* Written instruction
All lines from the one containing "Read out every word on this page." through the last line of the listing below are to be copied exactly. Exclude the pictures.

☆ ☆ ☆ ☆ ☆ ☆ ☆

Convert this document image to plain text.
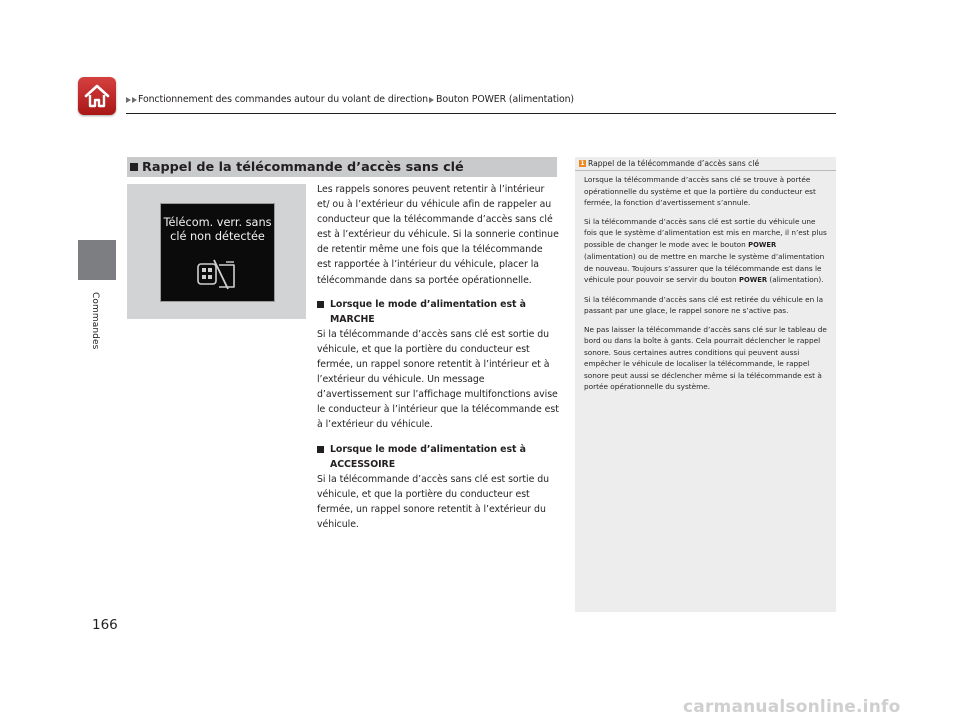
Fonctionnement des commandes autour du volant de direction Bouton POWER (alimentation)
Commandes
166
Rappel de la télécommande d’accès sans clé
Télécom. verr. sans
clé non détectée

Les rappels sonores peuvent retentir à l’intérieur et/ ou à l’extérieur du véhicule afin de rappeler au conducteur que la télécommande d’accès sans clé est à l’extérieur du véhicule. Si la sonnerie continue de retentir même une fois que la télécommande est rapportée à l’intérieur du véhicule, placer la télécommande dans sa portée opérationnelle.

Lorsque le mode d’alimentation est à MARCHE

Si la télécommande d’accès sans clé est sortie du véhicule, et que la portière du conducteur est fermée, un rappel sonore retentit à l’intérieur et à l’extérieur du véhicule. Un message d’avertissement sur l’affichage multifonctions avise le conducteur à l’intérieur que la télécommande est à l’extérieur du véhicule.

Lorsque le mode d’alimentation est à ACCESSOIRE

Si la télécommande d’accès sans clé est sortie du véhicule, et que la portière du conducteur est fermée, un rappel sonore retentit à l’extérieur du véhicule.

1 Rappel de la télécommande d’accès sans clé

Lorsque la télécommande d’accès sans clé se trouve à portée opérationnelle du système et que la portière du conducteur est fermée, la fonction d’avertissement s’annule.

Si la télécommande d’accès sans clé est sortie du véhicule une fois que le système d’alimentation est mis en marche, il n’est plus possible de changer le mode avec le bouton POWER (alimentation) ou de mettre en marche le système d’alimentation de nouveau. Toujours s’assurer que la télécommande est dans le véhicule pour pouvoir se servir du bouton POWER (alimentation).

Si la télécommande d’accès sans clé est retirée du véhicule en la passant par une glace, le rappel sonore ne s’active pas.

Ne pas laisser la télécommande d’accès sans clé sur le tableau de bord ou dans la boîte à gants. Cela pourrait déclencher le rappel sonore. Sous certaines autres conditions qui peuvent aussi empêcher le véhicule de localiser la télécommande, le rappel sonore peut aussi se déclencher même si la télécommande est à portée opérationnelle du système.

carmanualsonline.info
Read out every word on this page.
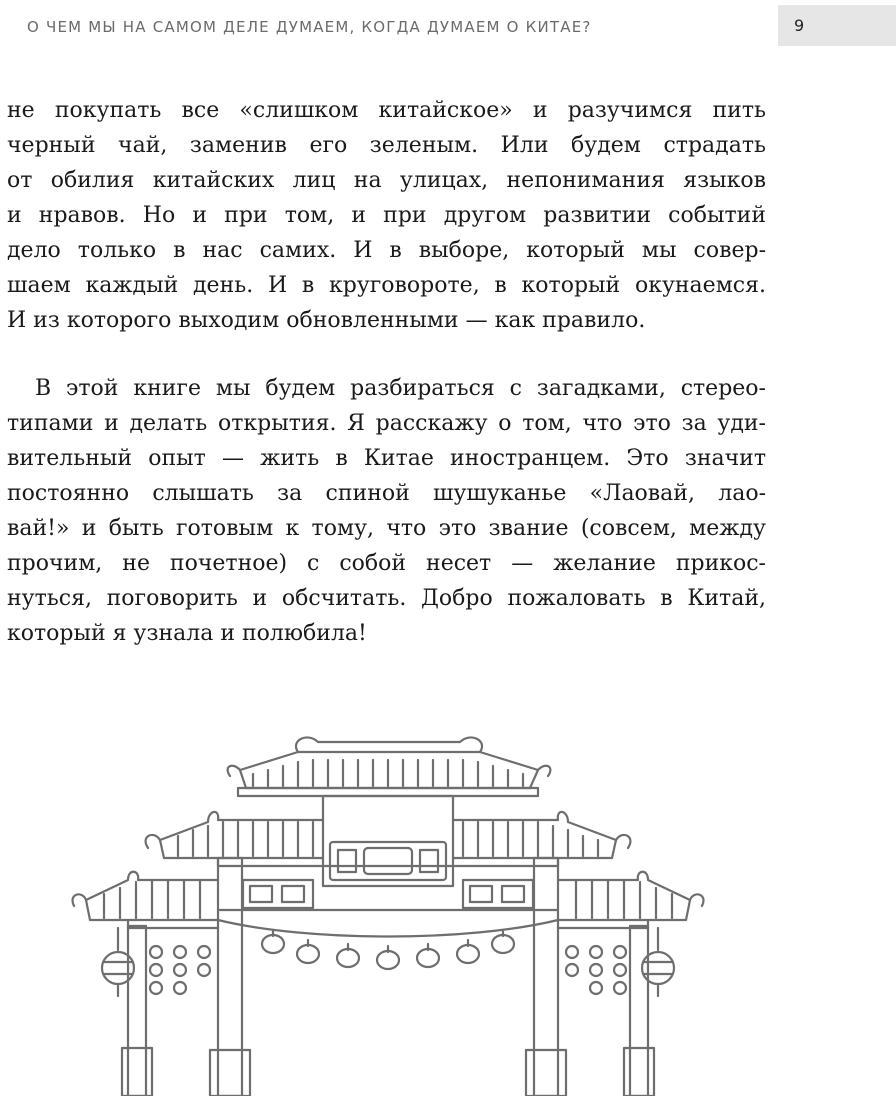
О ЧЕМ МЫ НА САМОМ ДЕЛЕ ДУМАЕМ, КОГДА ДУМАЕМ О КИТАЕ?	9
не покупать все «слишком китайское» и разучимся пить
черный чай, заменив его зеленым. Или будем страдать
от обилия китайских лиц на улицах, непонимания языков
и нравов. Но и при том, и при другом развитии событий
дело только в нас самих. И в выборе, который мы совер-
шаем каждый день. И в круговороте, в который окунаемся.
И из которого выходим обновленными — как правило.
В этой книге мы будем разбираться с загадками, стерео-
типами и делать открытия. Я расскажу о том, что это за уди-
вительный опыт — жить в Китае иностранцем. Это значит
постоянно слышать за спиной шушуканье «Лаовай, лао-
вай!» и быть готовым к тому, что это звание (совсем, между
прочим, не почетное) с собой несет — желание прикос-
нуться, поговорить и обсчитать. Добро пожаловать в Китай,
который я узнала и полюбила!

☆ ☆ ☆ ☆ ☆ ☆ ☆

* Answer to the exercise
Read out every word on this page.
О ЧЕМ МЫ НА САМОМ ДЕЛЕ ДУМАЕМ, КОГДА ДУМАЕМ О КИТАЕ?	9
не покупать все «слишком китайское» и разучимся пить
черный чай, заменив его зеленым. Или будем страдать
от обилия китайских лиц на улицах, непонимания языков
и нравов. Но и при том, и при другом развитии событий
дело только в нас самих. И в выборе, который мы совер-
шаем каждый день. И в круговороте, в который окунаемся.
И из которого выходим обновленными — как правило.
В этой книге мы будем разбираться с загадками, стерео-
типами и делать открытия. Я расскажу о том, что это за уди-
вительный опыт — жить в Китае иностранцем. Это значит
постоянно слышать за спиной шушуканье «Лаовай, лао-
вай!» и быть готовым к тому, что это звание (совсем, между
прочим, не почетное) с собой несет — желание прикос-
нуться, поговорить и обсчитать. Добро пожаловать в Китай,
который я узнала и полюбила!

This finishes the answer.